-------- EXTRACTED MATERIAL

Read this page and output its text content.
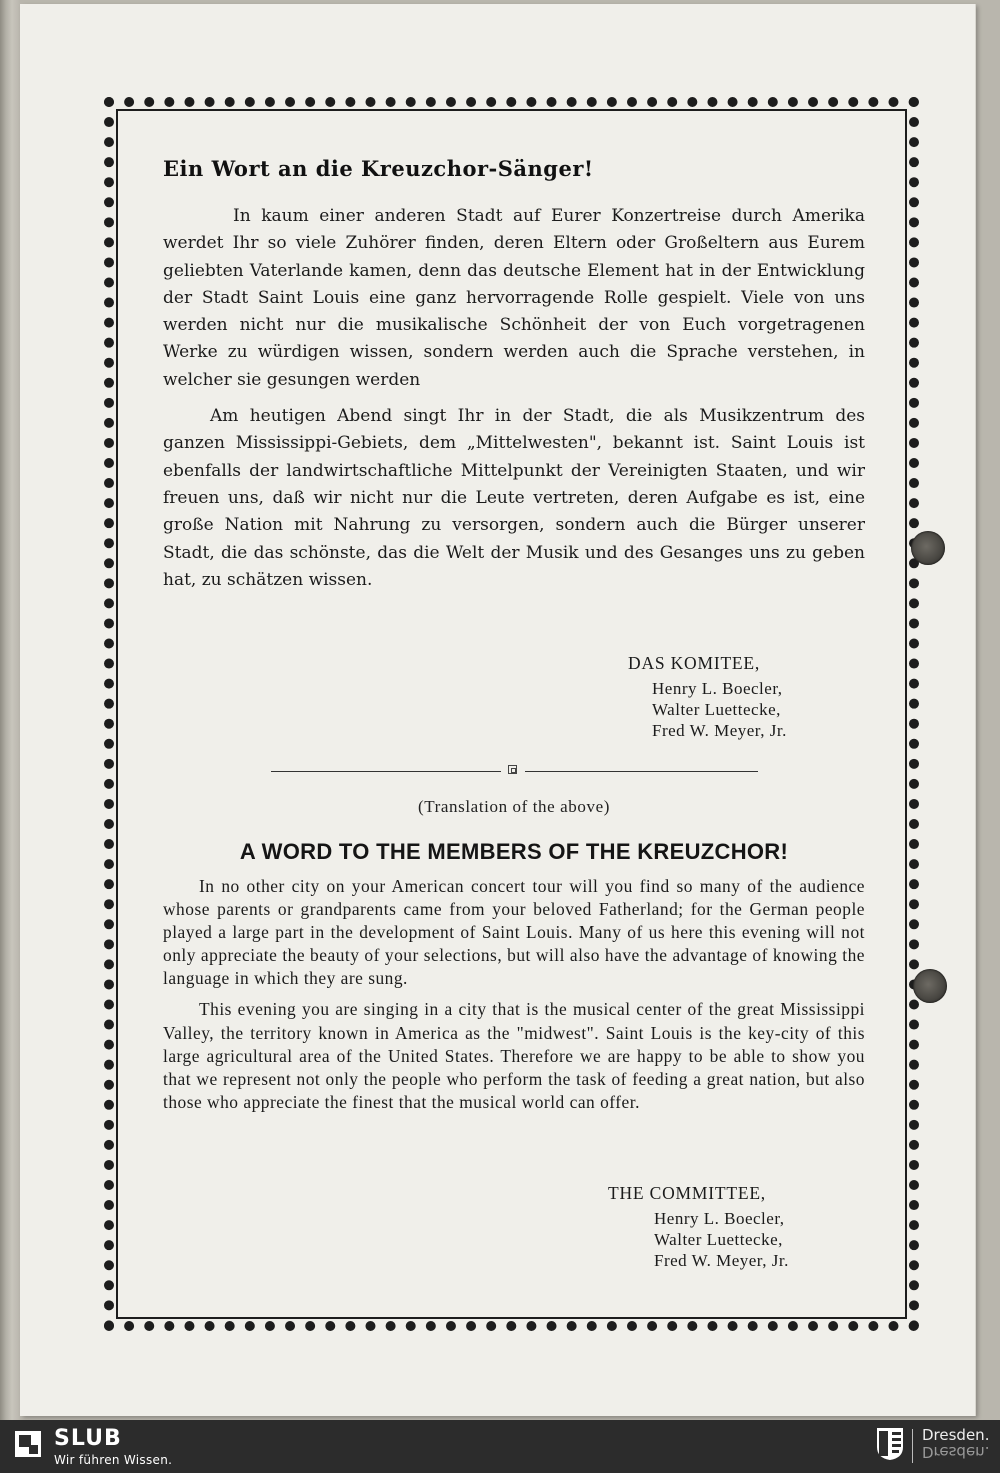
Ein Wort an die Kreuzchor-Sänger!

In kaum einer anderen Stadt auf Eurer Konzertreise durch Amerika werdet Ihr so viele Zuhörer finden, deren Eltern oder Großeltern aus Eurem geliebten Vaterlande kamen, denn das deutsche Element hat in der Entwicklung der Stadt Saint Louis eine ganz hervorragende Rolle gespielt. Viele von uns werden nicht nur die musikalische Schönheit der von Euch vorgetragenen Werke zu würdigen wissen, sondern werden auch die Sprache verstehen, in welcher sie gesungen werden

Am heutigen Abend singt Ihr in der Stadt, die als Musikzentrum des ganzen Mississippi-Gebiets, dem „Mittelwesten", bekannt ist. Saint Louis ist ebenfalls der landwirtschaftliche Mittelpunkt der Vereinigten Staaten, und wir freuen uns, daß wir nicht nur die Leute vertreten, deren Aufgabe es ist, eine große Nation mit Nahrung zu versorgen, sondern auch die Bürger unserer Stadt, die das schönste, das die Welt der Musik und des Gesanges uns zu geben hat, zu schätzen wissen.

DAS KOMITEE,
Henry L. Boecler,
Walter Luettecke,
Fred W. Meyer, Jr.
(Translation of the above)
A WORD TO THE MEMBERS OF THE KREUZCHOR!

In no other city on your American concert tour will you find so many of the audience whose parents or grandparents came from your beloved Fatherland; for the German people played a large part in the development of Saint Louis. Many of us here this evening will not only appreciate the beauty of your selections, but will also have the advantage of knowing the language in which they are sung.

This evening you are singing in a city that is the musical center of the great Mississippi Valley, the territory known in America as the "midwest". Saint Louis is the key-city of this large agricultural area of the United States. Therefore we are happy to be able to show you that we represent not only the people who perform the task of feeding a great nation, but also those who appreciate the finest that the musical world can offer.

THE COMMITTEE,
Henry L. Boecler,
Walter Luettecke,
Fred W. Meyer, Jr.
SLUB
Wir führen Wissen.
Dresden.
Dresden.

----------------

[GIVEN INSTRUCTION]
Your copy should match the records word for word, with the pictures removed.

[WRITTEN REPLY]
Read this page and output its text content.
Ein Wort an die Kreuzchor-Sänger!

In kaum einer anderen Stadt auf Eurer Konzertreise durch Amerika werdet Ihr so viele Zuhörer finden, deren Eltern oder Großeltern aus Eurem geliebten Vaterlande kamen, denn das deutsche Element hat in der Entwicklung der Stadt Saint Louis eine ganz hervorragende Rolle gespielt. Viele von uns werden nicht nur die musikalische Schönheit der von Euch vorgetragenen Werke zu würdigen wissen, sondern werden auch die Sprache verstehen, in welcher sie gesungen werden

Am heutigen Abend singt Ihr in der Stadt, die als Musikzentrum des ganzen Mississippi-Gebiets, dem „Mittelwesten", bekannt ist. Saint Louis ist ebenfalls der landwirtschaftliche Mittelpunkt der Vereinigten Staaten, und wir freuen uns, daß wir nicht nur die Leute vertreten, deren Aufgabe es ist, eine große Nation mit Nahrung zu versorgen, sondern auch die Bürger unserer Stadt, die das schönste, das die Welt der Musik und des Gesanges uns zu geben hat, zu schätzen wissen.

DAS KOMITEE,
Henry L. Boecler,
Walter Luettecke,
Fred W. Meyer, Jr.
(Translation of the above)
A WORD TO THE MEMBERS OF THE KREUZCHOR!

In no other city on your American concert tour will you find so many of the audience whose parents or grandparents came from your beloved Fatherland; for the German people played a large part in the development of Saint Louis. Many of us here this evening will not only appreciate the beauty of your selections, but will also have the advantage of knowing the language in which they are sung.

This evening you are singing in a city that is the musical center of the great Mississippi Valley, the territory known in America as the "midwest". Saint Louis is the key-city of this large agricultural area of the United States. Therefore we are happy to be able to show you that we represent not only the people who perform the task of feeding a great nation, but also those who appreciate the finest that the musical world can offer.

THE COMMITTEE,
Henry L. Boecler,
Walter Luettecke,
Fred W. Meyer, Jr.
SLUB
Wir führen Wissen.
Dresden.
Dresden.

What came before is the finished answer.